THE PROBLEM: Examine each line of the data. Copy those that contain the string "Signature".

EXTRACTED ENTRIES:
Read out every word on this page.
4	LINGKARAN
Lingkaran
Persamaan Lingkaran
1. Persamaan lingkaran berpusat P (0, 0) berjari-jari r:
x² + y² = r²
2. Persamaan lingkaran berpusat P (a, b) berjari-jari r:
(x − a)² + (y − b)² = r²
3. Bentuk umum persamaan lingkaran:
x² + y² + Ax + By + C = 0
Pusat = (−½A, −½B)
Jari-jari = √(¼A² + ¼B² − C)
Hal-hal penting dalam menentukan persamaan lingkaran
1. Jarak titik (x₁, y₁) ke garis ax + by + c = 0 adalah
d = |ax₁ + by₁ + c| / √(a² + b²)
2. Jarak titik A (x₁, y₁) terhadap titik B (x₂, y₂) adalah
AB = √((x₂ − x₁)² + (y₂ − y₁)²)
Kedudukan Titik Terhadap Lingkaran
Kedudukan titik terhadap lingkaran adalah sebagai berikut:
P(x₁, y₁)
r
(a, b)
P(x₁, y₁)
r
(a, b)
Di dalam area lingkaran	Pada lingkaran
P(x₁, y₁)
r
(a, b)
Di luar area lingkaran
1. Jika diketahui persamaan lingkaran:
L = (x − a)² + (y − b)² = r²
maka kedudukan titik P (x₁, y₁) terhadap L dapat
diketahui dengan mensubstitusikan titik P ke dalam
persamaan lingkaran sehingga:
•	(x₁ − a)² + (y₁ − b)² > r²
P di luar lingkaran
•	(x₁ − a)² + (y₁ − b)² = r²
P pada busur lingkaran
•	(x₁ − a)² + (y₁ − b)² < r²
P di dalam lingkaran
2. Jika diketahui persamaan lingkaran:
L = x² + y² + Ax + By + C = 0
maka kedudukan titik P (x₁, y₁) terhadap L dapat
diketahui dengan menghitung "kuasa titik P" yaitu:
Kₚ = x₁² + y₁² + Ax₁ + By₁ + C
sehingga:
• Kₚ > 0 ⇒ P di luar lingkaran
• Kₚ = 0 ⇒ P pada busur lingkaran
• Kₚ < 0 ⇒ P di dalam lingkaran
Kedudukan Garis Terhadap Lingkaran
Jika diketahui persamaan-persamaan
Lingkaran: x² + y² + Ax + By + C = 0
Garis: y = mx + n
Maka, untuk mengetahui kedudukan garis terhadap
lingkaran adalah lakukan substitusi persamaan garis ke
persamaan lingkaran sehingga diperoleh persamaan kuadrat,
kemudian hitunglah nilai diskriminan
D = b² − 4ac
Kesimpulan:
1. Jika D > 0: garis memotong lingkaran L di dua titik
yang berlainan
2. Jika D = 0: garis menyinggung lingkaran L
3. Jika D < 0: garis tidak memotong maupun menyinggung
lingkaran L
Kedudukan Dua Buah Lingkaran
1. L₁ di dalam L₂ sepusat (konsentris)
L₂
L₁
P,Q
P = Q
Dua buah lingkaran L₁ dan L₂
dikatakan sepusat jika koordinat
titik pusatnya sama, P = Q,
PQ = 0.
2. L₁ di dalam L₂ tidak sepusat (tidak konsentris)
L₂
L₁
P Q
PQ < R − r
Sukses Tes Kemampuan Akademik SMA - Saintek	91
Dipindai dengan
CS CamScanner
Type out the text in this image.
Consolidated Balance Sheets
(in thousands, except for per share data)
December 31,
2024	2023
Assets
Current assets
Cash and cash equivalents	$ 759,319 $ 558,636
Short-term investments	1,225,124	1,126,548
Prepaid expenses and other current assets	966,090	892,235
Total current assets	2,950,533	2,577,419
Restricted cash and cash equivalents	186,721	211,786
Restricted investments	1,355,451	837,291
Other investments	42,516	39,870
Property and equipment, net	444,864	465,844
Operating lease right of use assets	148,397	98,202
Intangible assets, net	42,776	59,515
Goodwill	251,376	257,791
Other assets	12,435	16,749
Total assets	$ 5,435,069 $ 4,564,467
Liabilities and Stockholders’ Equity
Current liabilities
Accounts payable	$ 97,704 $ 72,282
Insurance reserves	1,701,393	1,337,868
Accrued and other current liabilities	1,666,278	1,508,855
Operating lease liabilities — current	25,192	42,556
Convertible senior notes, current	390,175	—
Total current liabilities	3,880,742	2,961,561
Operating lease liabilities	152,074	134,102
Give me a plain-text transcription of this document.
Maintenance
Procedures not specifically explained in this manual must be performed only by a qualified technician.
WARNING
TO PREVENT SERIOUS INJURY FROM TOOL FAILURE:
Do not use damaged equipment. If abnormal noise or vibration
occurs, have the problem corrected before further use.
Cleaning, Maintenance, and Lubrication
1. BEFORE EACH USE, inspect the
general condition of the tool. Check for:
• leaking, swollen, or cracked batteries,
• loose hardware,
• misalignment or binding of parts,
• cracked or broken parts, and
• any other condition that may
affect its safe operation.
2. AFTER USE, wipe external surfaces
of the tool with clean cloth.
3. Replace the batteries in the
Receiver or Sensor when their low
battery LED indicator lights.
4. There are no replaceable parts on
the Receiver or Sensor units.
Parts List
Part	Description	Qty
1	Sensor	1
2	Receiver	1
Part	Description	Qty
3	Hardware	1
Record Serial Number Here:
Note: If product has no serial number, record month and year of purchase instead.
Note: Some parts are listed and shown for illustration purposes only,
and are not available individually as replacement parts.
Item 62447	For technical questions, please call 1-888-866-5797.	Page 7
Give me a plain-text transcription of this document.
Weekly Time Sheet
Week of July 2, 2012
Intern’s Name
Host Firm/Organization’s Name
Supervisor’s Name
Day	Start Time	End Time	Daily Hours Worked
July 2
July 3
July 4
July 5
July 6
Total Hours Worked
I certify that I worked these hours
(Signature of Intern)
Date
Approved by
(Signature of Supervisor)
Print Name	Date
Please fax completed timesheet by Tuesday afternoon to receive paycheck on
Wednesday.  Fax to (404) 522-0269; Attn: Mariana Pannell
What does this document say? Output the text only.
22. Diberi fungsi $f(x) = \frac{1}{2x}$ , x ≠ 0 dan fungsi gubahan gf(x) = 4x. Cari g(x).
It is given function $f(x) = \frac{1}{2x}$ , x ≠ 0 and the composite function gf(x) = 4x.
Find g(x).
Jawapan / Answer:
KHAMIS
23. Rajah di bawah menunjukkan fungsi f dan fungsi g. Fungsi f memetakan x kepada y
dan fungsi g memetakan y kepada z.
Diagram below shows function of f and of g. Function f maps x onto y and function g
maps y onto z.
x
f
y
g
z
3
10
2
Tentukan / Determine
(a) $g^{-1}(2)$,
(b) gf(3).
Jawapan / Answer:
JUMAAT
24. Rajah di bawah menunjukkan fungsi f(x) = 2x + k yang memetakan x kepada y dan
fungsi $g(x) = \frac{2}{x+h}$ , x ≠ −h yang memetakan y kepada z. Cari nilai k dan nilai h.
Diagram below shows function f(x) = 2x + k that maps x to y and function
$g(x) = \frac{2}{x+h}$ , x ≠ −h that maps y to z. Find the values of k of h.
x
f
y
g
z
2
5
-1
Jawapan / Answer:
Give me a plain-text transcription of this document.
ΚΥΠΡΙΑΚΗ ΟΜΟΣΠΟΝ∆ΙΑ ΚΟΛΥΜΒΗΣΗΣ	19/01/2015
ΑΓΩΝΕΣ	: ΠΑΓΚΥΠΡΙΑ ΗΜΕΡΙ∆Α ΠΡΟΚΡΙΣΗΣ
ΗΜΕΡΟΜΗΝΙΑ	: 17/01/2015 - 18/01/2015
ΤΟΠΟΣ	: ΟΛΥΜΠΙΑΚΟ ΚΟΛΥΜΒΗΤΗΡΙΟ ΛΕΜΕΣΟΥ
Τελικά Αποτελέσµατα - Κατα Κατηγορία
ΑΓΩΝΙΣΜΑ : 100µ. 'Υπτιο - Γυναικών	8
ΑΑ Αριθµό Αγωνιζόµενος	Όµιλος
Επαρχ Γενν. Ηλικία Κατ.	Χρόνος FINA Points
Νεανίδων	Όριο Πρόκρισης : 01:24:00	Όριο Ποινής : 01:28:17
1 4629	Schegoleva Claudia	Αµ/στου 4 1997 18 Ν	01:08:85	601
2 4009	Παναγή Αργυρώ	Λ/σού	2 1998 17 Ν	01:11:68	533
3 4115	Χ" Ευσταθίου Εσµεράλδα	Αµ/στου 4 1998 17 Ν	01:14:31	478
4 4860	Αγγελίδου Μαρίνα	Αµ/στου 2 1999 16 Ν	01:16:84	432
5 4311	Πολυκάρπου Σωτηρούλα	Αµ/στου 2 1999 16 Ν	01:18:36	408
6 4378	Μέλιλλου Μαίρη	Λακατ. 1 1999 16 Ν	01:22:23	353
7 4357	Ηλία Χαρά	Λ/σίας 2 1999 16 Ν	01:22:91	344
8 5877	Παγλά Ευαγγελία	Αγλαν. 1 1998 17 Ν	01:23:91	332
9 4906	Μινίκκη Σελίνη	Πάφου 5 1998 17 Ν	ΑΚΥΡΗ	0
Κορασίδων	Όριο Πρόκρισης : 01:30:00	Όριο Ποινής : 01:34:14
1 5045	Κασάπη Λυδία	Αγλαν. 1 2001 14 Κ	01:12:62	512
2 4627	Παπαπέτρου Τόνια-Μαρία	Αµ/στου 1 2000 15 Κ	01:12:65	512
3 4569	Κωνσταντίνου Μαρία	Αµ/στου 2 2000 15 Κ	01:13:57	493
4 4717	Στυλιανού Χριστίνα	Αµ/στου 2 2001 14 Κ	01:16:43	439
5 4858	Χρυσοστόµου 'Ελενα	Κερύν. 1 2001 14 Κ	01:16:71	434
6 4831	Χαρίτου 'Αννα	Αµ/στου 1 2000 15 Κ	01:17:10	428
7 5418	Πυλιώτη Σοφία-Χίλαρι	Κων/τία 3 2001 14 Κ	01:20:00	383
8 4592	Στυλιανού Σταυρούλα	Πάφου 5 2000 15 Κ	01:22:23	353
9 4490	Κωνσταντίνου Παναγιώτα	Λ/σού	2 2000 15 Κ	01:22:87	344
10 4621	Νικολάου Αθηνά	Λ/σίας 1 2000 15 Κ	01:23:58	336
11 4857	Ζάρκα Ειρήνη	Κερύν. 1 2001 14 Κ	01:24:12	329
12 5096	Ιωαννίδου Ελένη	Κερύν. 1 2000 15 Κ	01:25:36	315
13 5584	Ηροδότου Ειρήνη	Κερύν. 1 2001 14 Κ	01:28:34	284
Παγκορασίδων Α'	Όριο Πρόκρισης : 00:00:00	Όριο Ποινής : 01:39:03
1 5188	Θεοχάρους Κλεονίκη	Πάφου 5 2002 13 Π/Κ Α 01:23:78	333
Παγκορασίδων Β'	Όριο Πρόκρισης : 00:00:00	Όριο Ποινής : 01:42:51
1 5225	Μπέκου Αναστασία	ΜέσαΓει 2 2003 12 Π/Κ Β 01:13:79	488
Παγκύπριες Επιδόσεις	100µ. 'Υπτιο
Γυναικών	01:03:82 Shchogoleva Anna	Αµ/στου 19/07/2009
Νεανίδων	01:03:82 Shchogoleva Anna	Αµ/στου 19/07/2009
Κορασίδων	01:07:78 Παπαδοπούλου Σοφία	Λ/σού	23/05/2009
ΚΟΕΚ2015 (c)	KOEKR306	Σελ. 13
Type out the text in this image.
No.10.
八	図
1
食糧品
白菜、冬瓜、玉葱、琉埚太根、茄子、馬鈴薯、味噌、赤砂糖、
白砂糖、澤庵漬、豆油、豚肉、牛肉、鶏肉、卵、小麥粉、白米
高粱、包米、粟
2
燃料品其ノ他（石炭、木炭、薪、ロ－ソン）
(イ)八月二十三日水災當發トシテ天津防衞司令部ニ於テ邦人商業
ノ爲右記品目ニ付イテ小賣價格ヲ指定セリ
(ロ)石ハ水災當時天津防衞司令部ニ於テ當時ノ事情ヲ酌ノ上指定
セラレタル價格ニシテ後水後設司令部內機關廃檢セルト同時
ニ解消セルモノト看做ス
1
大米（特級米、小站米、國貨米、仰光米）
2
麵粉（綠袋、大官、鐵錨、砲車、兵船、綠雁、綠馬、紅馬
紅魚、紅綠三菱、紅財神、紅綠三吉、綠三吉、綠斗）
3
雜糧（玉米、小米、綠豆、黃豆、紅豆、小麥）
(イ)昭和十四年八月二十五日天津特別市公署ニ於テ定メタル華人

OUTPUT FOR THIS TASK:
(Signature of Intern)
(Signature of Supervisor)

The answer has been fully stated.